* TRECHO:
......

Em 2020, saíram vitoriosas das urnas 28 travestis e mulheres trans, dois homens trans e um pessoa interssexo. Sete candidatas foram as mais votadas em suas respectivas cidades, segundo a Associação Nacional de Travestis e Transexuais (Antra Brasil). 

Uma delas é Linda Brasil, primeira mulher trans eleita em Aracaju (SE) e a candidatura feminina mais bem votada da história do Legislativo da capital sergipana. Com 47 anos, a mestra em Educação tem histórico de militância pelos Direitos Humanos e será a única a representar o Psol na Câmara de Aracaju.

Por telefone, Linda conta que já precisou fingir desfalecimento para fugir de uma situação de violência, perdeu a conta das que foram vítimas fatais da intolerância e passou duas décadas longe do mercado de trabalho formal e da educação para poder assumir a identidade de gênero.

Eleita, é uma das poucas de parlamentares de esquerda a ocupar uma das 24 vagas. Já se colocou como oposição ao prefeito reeleito, Edvaldo Nogueira (PDT), e agora se prepara para assumir, segundo avalia, a grande responsabilidade que lhe foi conferida.

 

O POVO: Em 2021, a Câmara de Aracaju passa a ter você, do Psol, e uma vereadora eleita pelo PT, a professora Ângela Melo. Como vai ser essa bancada da esquerda?

Linda Brasil: Ainda estamos conversando e entendendo melhor como vai ser a composição. Tivemos um seminário para entender melhor como vai funcionar a estrutura da Câmara, composição da assessoria e algumas questões administrativas. Já me declarei como oposição já que o Psol é opositor ao atual governo que foi reeleito. Já conversei com algumas pessoas que também estão na oposição, como a única mulher eleita pelo PT (Ângela Melo) e vamos articular essa frente. Tem algumas pessoas que são oposição e não são da esquerda. Mas PDT e Rede, por exemplo, estão com o atual governo.

OP: Qual o perfil do eleitorado de Aracaju? É mais conservador ou progressista, na sua avaliação?

Linda: Aracaju, como aconteceu em várias cidades do Nordeste, não elegeu o atual presidente. Claro que, aqui, por ser uma cidade provinciana, nós só temos 600 e poucos mil habitantes, e mais de 400 mil eleitores, foi surpreendente a minha eleição, por ser a primeira mulher trans e não só a candidata, mas a pessoa mais bem votada concorrendo com mais de 700 candidatos e candidatas. Isso foi muito importante, foi uma resposta da sociedade que ela não atura mais essas ideias reacionárias, discurso de ódio que foi propagado na política ultimamente.

......

* TRECHOS DE DADOS:
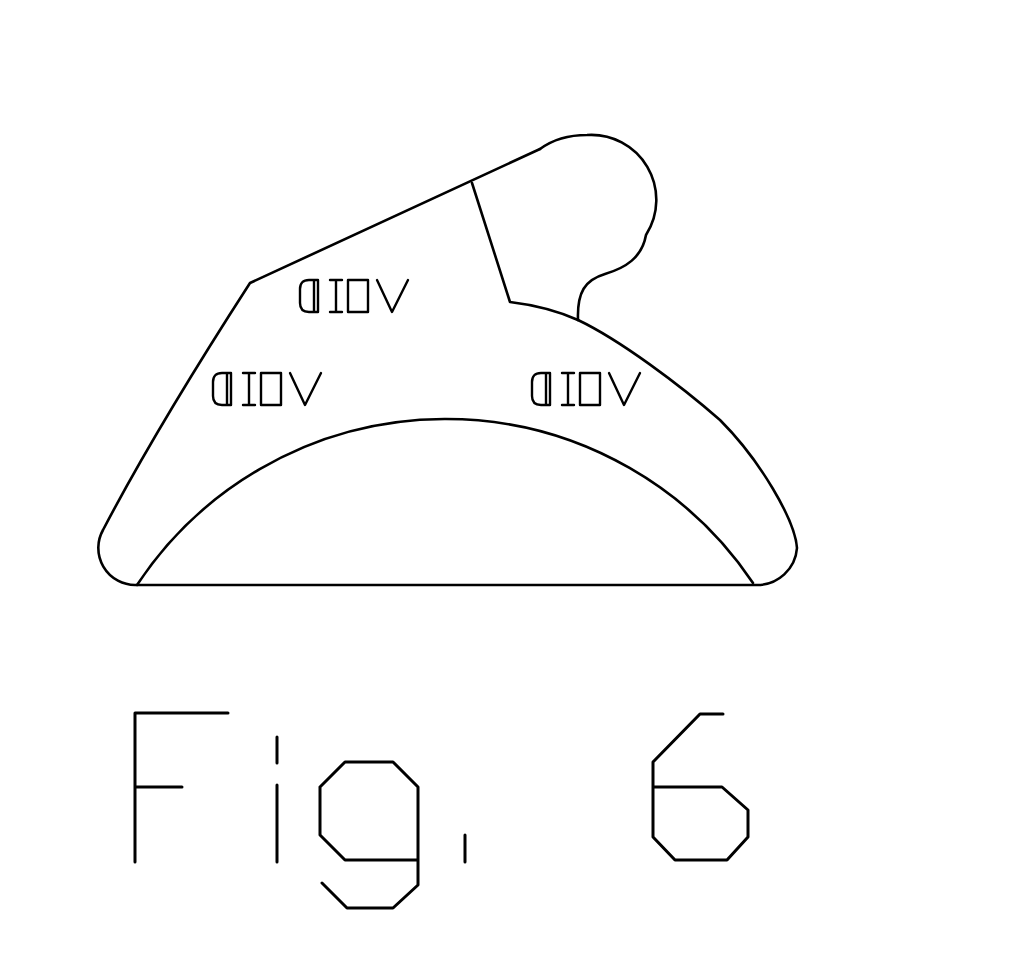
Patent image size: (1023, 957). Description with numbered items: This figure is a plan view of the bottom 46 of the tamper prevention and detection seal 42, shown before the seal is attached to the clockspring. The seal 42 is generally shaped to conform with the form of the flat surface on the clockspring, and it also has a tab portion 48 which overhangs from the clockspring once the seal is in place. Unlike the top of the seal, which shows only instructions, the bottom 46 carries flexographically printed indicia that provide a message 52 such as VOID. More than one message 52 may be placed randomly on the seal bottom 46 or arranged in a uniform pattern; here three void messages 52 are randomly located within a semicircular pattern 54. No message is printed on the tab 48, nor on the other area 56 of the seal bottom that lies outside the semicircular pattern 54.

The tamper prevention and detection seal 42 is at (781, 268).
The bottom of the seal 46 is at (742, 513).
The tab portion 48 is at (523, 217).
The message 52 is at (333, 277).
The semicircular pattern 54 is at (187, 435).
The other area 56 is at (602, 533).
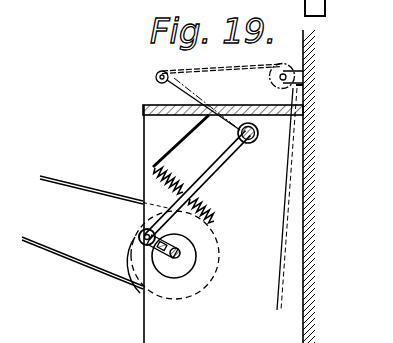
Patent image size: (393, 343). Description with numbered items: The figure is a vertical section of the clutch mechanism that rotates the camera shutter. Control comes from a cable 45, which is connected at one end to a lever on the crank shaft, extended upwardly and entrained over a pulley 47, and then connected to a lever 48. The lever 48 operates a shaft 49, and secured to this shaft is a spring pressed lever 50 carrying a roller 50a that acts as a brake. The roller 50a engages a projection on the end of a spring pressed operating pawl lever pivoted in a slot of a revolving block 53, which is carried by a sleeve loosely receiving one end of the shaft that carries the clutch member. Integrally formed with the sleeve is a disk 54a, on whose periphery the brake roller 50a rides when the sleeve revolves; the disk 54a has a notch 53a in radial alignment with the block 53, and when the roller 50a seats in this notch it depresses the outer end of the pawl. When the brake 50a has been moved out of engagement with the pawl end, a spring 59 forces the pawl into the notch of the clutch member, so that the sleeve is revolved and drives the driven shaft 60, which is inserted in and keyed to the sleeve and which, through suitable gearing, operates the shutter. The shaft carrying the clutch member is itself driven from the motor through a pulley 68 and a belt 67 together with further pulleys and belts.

......

* TAREFAS OBRIGATÓRIAS:
- A) Copie da entrevista com Linda Brasil a passagem que vai de "O POVO: Em 2021, a" até "na sua avaliação?".
- B) Prossiga com a entrevista com Linda Brasil a partir da última frase apresentada.

* RESPOSTAS POR TAREFA:
- A)
O POVO: Em 2021, a Câmara de Aracaju passa a ter você, do Psol, e uma vereadora eleita pelo PT, a professora Ângela Melo. Como vai ser essa bancada da esquerda?

Linda Brasil: Ainda estamos conversando e entendendo melhor como vai ser a composição. Tivemos um seminário para entender melhor como vai funcionar a estrutura da Câmara, composição da assessoria e algumas questões administrativas. Já me declarei como oposição já que o Psol é opositor ao atual governo que foi reeleito. Já conversei com algumas pessoas que também estão na oposição, como a única mulher eleita pelo PT (Ângela Melo) e vamos articular essa frente. Tem algumas pessoas que são oposição e não são da esquerda. Mas PDT e Rede, por exemplo, estão com o atual governo.

OP: Qual o perfil do eleitorado de Aracaju? É mais conservador ou progressista, na sua avaliação?

- B)
OP: Como foi feita a sua campanha?

Linda: Nós fizemos um trabalho nas redes sociais que teve uma repercussão muito grande. Mas também houve uma receptividade da população em geral, principalmente de pessoas da periferia, com as quais eu já tenho diálogo, e também da juventude. Eu sou mestra em Educação e faço muitas palestras em escolas, universidades e repartições sobre o respeito à diversidade, além de outras questões sobre diversidade sexual e de gênero. E isso contribuiu para que essas pessoas pudessem conhecer um pouco da minha história e do meu trabalho. Assim, elas confiaram e me deram essa votação tão expressiva.

OP: Você pode falar um pouco sobre o seu processo de transição? Você já mudou o nome na certidão de nascimento?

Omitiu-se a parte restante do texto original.